### PROBLEM TO WORK ON
Copy all the entries below exactly, but not the pictures.
# SOURCE MATERIAL start
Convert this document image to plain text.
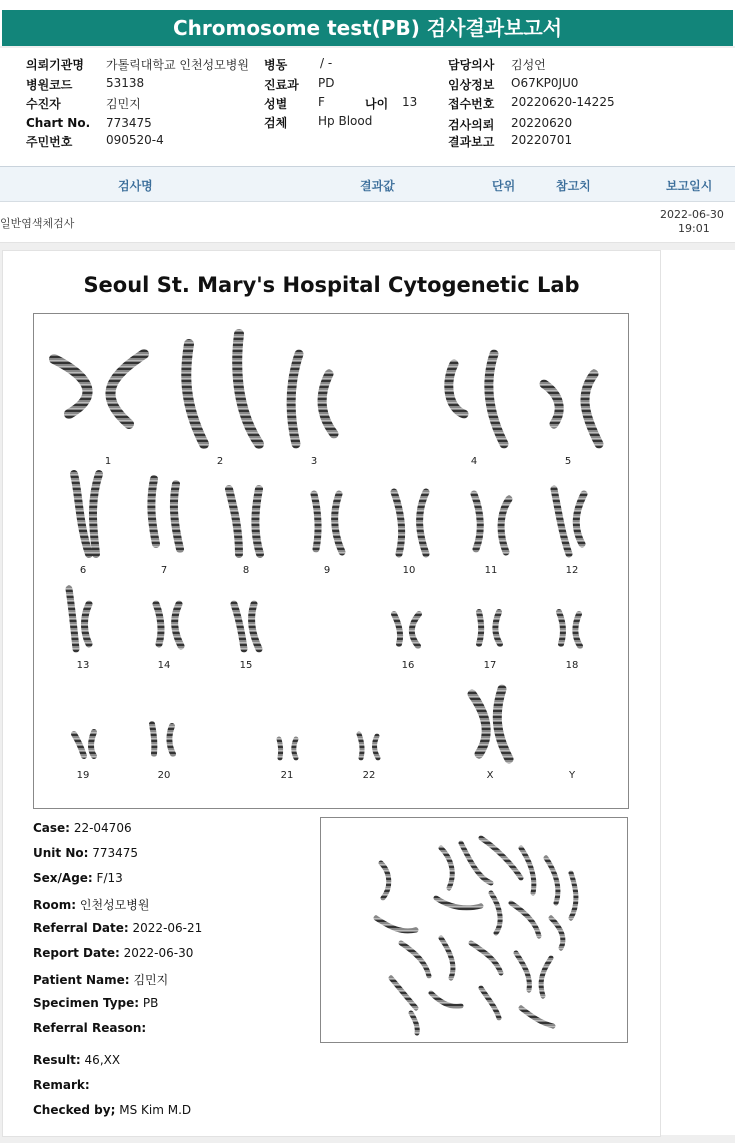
Chromosome test(PB) 검사결과보고서
의뢰기관명 가톨릭대학교 인천성모병원
병원코드	53138
수진자	김민지
Chart No. 773475
주민번호	090520-4
병동	/ -
진료과 PD
성별	F	나이 13
검체	Hp Blood
담당의사 김성언
임상정보 O67KP0JU0
접수번호 20220620-14225
검사의뢰 20220620
결과보고 20220701
검사명	결과값	단위	참고치	보고일시
일반염색체검사
2022-06-30
19:01
Seoul St. Mary's Hospital Cytogenetic Lab
1	2	3	4	5
6	7	8	9	10	11	12
13	14	15	16	17	18
19	20	21	22	X	Y
Case: 22-04706
Unit No: 773475
Sex/Age: F/13
Room: 인천성모병원
Referral Date: 2022-06-21
Report Date: 2022-06-30
Patient Name: 김민지
Specimen Type: PB
Referral Reason:
Result: 46,XX
Remark:
Checked by; MS Kim M.D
# SOURCE MATERIAL end
### FINAL RESULT
Convert this document image to plain text.
Chromosome test(PB) 검사결과보고서
의뢰기관명 가톨릭대학교 인천성모병원
병원코드	53138
수진자	김민지
Chart No. 773475
주민번호	090520-4
병동	/ -
진료과 PD
성별	F	나이 13
검체	Hp Blood
담당의사 김성언
임상정보 O67KP0JU0
접수번호 20220620-14225
검사의뢰 20220620
결과보고 20220701
검사명	결과값	단위	참고치	보고일시
일반염색체검사
2022-06-30
19:01
Seoul St. Mary's Hospital Cytogenetic Lab
1	2	3	4	5
6	7	8	9	10	11	12
13	14	15	16	17	18
19	20	21	22	X	Y
Case: 22-04706
Unit No: 773475
Sex/Age: F/13
Room: 인천성모병원
Referral Date: 2022-06-21
Report Date: 2022-06-30
Patient Name: 김민지
Specimen Type: PB
Referral Reason:
Result: 46,XX
Remark:
Checked by; MS Kim M.D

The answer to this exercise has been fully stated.